What you need to do.
Every entry needs to be reproduced exactly.

Dataset excerpts.
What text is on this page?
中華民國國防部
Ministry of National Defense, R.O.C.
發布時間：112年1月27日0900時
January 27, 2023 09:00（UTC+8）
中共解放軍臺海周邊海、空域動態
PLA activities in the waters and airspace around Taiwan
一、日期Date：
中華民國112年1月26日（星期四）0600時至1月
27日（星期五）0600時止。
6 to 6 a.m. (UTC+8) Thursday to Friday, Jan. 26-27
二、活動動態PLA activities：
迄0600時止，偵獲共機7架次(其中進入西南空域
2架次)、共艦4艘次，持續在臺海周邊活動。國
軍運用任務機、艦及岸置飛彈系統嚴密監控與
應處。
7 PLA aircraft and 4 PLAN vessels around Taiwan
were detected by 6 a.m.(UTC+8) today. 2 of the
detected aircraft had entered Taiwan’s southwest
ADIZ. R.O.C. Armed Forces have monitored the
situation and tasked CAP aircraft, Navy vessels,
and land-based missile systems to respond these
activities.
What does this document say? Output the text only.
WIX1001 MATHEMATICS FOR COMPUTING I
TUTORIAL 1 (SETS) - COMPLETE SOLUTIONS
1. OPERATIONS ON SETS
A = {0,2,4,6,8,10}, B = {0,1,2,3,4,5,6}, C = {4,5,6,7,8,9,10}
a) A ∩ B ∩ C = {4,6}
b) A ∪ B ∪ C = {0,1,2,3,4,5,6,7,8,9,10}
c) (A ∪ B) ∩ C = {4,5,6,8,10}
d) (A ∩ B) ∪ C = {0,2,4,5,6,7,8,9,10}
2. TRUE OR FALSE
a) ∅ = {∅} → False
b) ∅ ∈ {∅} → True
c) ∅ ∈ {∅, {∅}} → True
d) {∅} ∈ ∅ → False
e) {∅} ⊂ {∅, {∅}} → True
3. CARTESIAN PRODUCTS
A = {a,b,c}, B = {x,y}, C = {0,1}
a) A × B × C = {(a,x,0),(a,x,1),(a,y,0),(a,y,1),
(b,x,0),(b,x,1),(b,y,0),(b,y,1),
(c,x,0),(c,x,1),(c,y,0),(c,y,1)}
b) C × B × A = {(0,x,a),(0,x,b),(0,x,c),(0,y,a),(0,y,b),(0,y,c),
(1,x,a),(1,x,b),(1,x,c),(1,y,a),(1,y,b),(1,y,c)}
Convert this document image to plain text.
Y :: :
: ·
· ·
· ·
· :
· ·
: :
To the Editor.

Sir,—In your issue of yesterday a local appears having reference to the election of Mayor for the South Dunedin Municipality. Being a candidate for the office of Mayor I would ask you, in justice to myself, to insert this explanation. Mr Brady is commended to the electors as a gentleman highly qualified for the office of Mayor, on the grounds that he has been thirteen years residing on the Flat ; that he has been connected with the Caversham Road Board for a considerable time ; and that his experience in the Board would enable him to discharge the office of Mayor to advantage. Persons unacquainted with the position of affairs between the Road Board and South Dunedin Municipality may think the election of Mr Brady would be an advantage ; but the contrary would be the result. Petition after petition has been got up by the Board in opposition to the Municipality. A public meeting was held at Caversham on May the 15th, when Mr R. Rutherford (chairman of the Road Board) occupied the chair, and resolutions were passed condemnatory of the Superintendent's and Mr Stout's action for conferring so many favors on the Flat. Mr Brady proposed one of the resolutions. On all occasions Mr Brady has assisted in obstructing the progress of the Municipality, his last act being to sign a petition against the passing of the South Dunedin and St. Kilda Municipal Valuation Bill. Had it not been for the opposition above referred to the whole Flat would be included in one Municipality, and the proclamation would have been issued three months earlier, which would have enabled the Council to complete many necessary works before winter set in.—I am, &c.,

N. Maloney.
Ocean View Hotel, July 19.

Task solution.
What text is on this page?
中華民國國防部
Ministry of National Defense, R.O.C.
發布時間：112年1月27日0900時
January 27, 2023 09:00（UTC+8）
中共解放軍臺海周邊海、空域動態
PLA activities in the waters and airspace around Taiwan
一、日期Date：
中華民國112年1月26日（星期四）0600時至1月
27日（星期五）0600時止。
6 to 6 a.m. (UTC+8) Thursday to Friday, Jan. 26-27
二、活動動態PLA activities：
迄0600時止，偵獲共機7架次(其中進入西南空域
2架次)、共艦4艘次，持續在臺海周邊活動。國
軍運用任務機、艦及岸置飛彈系統嚴密監控與
應處。
7 PLA aircraft and 4 PLAN vessels around Taiwan
were detected by 6 a.m.(UTC+8) today. 2 of the
detected aircraft had entered Taiwan’s southwest
ADIZ. R.O.C. Armed Forces have monitored the
situation and tasked CAP aircraft, Navy vessels,
and land-based missile systems to respond these
activities.
What does this document say? Output the text only.
WIX1001 MATHEMATICS FOR COMPUTING I
TUTORIAL 1 (SETS) - COMPLETE SOLUTIONS
1. OPERATIONS ON SETS
A = {0,2,4,6,8,10}, B = {0,1,2,3,4,5,6}, C = {4,5,6,7,8,9,10}
a) A ∩ B ∩ C = {4,6}
b) A ∪ B ∪ C = {0,1,2,3,4,5,6,7,8,9,10}
c) (A ∪ B) ∩ C = {4,5,6,8,10}
d) (A ∩ B) ∪ C = {0,2,4,5,6,7,8,9,10}
2. TRUE OR FALSE
a) ∅ = {∅} → False
b) ∅ ∈ {∅} → True
c) ∅ ∈ {∅, {∅}} → True
d) {∅} ∈ ∅ → False
e) {∅} ⊂ {∅, {∅}} → True
3. CARTESIAN PRODUCTS
A = {a,b,c}, B = {x,y}, C = {0,1}
a) A × B × C = {(a,x,0),(a,x,1),(a,y,0),(a,y,1),
(b,x,0),(b,x,1),(b,y,0),(b,y,1),
(c,x,0),(c,x,1),(c,y,0),(c,y,1)}
b) C × B × A = {(0,x,a),(0,x,b),(0,x,c),(0,y,a),(0,y,b),(0,y,c),
(1,x,a),(1,x,b),(1,x,c),(1,y,a),(1,y,b),(1,y,c)}
Convert this document image to plain text.
Y :: :
: ·
· ·
· ·
· :
· ·
: :
To the Editor.

Sir,—In your issue of yesterday a local appears having reference to the election of Mayor for the South Dunedin Municipality. Being a candidate for the office of Mayor I would ask you, in justice to myself, to insert this explanation. Mr Brady is commended to the electors as a gentleman highly qualified for the office of Mayor, on the grounds that he has been thirteen years residing on the Flat ; that he has been connected with the Caversham Road Board for a considerable time ; and that his experience in the Board would enable him to discharge the office of Mayor to advantage. Persons unacquainted with the position of affairs between the Road Board and South Dunedin Municipality may think the election of Mr Brady would be an advantage ; but the contrary would be the result. Petition after petition has been got up by the Board in opposition to the Municipality. A public meeting was held at Caversham on May the 15th, when Mr R. Rutherford (chairman of the Road Board) occupied the chair, and resolutions were passed condemnatory of the Superintendent's and Mr Stout's action for conferring so many favors on the Flat. Mr Brady proposed one of the resolutions. On all occasions Mr Brady has assisted in obstructing the progress of the Municipality, his last act being to sign a petition against the passing of the South Dunedin and St. Kilda Municipal Valuation Bill. Had it not been for the opposition above referred to the whole Flat would be included in one Municipality, and the proclamation would have been issued three months earlier, which would have enabled the Council to complete many necessary works before winter set in.—I am, &c.,

N. Maloney.
Ocean View Hotel, July 19.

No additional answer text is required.